-- start --
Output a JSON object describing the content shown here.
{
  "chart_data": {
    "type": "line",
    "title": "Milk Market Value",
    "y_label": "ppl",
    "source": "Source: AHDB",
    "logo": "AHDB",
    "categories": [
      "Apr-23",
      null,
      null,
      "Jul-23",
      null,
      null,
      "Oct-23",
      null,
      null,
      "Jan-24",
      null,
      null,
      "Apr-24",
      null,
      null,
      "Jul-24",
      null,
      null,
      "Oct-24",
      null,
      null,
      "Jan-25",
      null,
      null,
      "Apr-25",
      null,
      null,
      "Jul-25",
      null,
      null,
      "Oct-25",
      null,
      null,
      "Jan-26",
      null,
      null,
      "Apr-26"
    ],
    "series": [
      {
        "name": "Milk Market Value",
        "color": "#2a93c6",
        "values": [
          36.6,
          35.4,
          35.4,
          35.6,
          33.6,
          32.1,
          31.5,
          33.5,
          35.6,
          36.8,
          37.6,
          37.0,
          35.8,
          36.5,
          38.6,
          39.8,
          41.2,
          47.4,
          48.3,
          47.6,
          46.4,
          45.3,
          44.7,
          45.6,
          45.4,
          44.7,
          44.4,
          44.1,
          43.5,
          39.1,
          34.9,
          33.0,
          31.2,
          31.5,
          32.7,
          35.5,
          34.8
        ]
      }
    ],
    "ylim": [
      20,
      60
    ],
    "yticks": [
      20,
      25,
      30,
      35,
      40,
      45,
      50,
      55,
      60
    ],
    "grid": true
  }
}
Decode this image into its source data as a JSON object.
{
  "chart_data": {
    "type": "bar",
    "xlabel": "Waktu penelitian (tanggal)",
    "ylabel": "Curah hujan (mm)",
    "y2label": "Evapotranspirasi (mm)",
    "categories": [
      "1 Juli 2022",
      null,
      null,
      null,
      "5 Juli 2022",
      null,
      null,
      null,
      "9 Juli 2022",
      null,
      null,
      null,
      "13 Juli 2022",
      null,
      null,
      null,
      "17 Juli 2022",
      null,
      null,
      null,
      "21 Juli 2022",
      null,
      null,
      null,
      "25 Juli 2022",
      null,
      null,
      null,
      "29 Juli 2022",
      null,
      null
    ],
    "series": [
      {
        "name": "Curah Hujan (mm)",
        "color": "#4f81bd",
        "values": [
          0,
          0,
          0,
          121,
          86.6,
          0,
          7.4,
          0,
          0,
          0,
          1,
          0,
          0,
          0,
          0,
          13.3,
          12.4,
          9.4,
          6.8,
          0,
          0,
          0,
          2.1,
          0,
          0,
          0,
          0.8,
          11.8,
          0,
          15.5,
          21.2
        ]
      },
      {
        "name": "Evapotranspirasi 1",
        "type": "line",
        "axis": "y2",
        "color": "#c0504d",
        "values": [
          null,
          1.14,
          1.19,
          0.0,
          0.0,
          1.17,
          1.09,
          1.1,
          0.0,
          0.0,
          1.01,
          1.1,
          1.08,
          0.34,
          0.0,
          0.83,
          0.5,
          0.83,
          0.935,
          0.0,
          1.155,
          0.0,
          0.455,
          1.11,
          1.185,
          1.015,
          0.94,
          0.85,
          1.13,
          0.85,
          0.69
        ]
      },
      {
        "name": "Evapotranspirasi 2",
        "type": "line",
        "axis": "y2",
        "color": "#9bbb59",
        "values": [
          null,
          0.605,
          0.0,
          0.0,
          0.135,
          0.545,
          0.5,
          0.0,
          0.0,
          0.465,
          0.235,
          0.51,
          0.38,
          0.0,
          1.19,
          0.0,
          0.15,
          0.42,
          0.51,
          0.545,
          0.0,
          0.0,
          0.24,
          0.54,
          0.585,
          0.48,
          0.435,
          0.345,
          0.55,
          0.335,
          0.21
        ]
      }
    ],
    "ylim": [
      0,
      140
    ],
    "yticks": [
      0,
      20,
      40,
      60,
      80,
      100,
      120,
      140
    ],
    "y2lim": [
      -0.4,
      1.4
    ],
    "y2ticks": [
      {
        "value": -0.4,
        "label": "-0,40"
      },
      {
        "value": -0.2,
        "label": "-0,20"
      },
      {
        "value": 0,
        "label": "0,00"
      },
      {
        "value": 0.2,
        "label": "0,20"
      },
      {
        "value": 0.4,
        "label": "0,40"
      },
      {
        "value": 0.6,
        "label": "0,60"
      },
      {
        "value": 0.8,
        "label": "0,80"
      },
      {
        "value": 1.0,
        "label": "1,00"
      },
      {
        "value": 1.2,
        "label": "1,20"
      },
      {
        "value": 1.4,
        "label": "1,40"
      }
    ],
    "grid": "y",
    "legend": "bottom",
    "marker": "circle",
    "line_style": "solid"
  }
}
-- end --
- **Required work**: Look through the entries above; copy every line holding the string "object".

- **Exercise output**:
Output a JSON object describing the content shown here.
Decode this image into its source data as a JSON object.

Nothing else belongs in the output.